— WHAT IS NEEDED —
Every line that contains the word "Regression" should be copied out.

[SOURCE MATERIAL start]

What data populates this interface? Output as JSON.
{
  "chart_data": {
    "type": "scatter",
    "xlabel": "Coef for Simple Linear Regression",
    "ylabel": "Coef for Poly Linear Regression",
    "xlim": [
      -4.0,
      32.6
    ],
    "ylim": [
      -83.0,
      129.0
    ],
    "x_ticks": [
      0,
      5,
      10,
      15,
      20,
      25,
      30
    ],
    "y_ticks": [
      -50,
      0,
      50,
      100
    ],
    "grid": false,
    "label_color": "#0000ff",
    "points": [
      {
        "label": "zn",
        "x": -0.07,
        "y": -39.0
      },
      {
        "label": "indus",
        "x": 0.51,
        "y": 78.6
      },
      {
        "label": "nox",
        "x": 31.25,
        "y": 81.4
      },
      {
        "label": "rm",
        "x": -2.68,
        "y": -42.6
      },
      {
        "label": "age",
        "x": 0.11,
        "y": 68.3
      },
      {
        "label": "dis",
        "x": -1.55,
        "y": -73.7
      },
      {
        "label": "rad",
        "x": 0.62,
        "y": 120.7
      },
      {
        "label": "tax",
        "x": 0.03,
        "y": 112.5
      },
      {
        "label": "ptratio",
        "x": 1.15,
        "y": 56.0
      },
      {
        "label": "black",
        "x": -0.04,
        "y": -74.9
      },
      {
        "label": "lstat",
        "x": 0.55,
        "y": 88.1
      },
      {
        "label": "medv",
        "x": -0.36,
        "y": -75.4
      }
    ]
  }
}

[SOURCE MATERIAL end]

— TASK RESULT —
    "xlabel": "Coef for Simple Linear Regression",
    "ylabel": "Coef for Poly Linear Regression",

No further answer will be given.